PROBLEM REQUIREMENTS: The lines to extract begin at the line that contains "Convert this screenshot" and run through the last line of the listing; reproduce them exactly, minus any pictures.

EXTRACTED INFORMATION:
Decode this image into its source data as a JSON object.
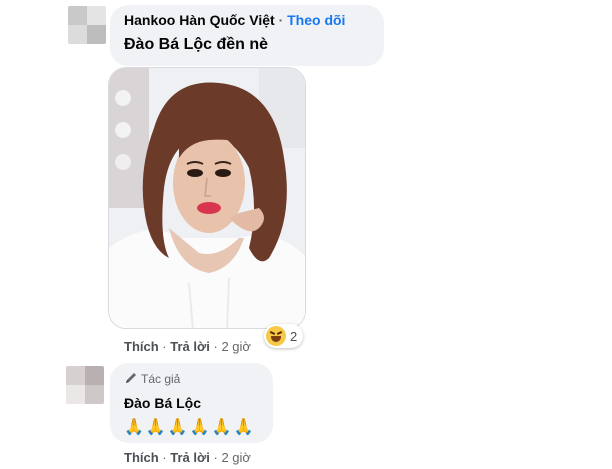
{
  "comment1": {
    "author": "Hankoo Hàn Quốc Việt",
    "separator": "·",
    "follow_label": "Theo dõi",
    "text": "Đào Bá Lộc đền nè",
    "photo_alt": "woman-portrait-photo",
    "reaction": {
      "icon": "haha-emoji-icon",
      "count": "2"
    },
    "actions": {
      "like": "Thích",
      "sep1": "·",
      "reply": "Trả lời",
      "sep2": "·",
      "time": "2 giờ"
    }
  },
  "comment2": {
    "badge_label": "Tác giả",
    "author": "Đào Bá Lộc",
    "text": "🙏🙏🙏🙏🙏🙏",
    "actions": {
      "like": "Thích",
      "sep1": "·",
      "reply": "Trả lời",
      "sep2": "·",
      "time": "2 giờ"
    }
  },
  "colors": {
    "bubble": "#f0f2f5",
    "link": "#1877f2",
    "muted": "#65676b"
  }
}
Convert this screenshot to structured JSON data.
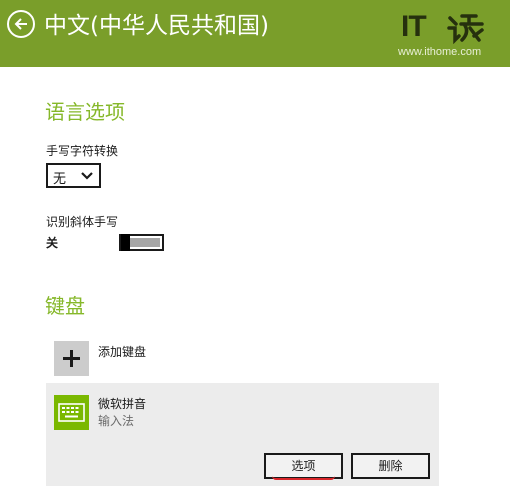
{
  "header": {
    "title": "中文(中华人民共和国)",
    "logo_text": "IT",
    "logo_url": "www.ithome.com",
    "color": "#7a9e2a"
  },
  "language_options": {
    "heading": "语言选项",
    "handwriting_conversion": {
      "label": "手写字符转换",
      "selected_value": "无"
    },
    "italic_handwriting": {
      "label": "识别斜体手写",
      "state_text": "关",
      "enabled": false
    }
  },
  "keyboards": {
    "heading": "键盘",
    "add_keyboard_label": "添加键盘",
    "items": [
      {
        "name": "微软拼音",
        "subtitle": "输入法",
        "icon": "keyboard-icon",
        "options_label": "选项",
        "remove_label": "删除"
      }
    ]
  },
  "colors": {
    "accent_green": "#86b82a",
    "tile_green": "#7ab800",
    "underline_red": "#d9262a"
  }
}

EXERCISE RESPONSE:
Convert this screenshot to structured JSON data.
{
  "header": {
    "title": "中文(中华人民共和国)",
    "logo_text": "IT",
    "logo_url": "www.ithome.com",
    "color": "#7a9e2a"
  },
  "language_options": {
    "heading": "语言选项",
    "handwriting_conversion": {
      "label": "手写字符转换",
      "selected_value": "无"
    },
    "italic_handwriting": {
      "label": "识别斜体手写",
      "state_text": "关",
      "enabled": false
    }
  },
  "keyboards": {
    "heading": "键盘",
    "add_keyboard_label": "添加键盘",
    "items": [
      {
        "name": "微软拼音",
        "subtitle": "输入法",
        "icon": "keyboard-icon",
        "options_label": "选项",
        "remove_label": "删除"
      }
    ]
  },
  "colors": {
    "accent_green": "#86b82a",
    "tile_green": "#7ab800",
    "underline_red": "#d9262a"
  }
}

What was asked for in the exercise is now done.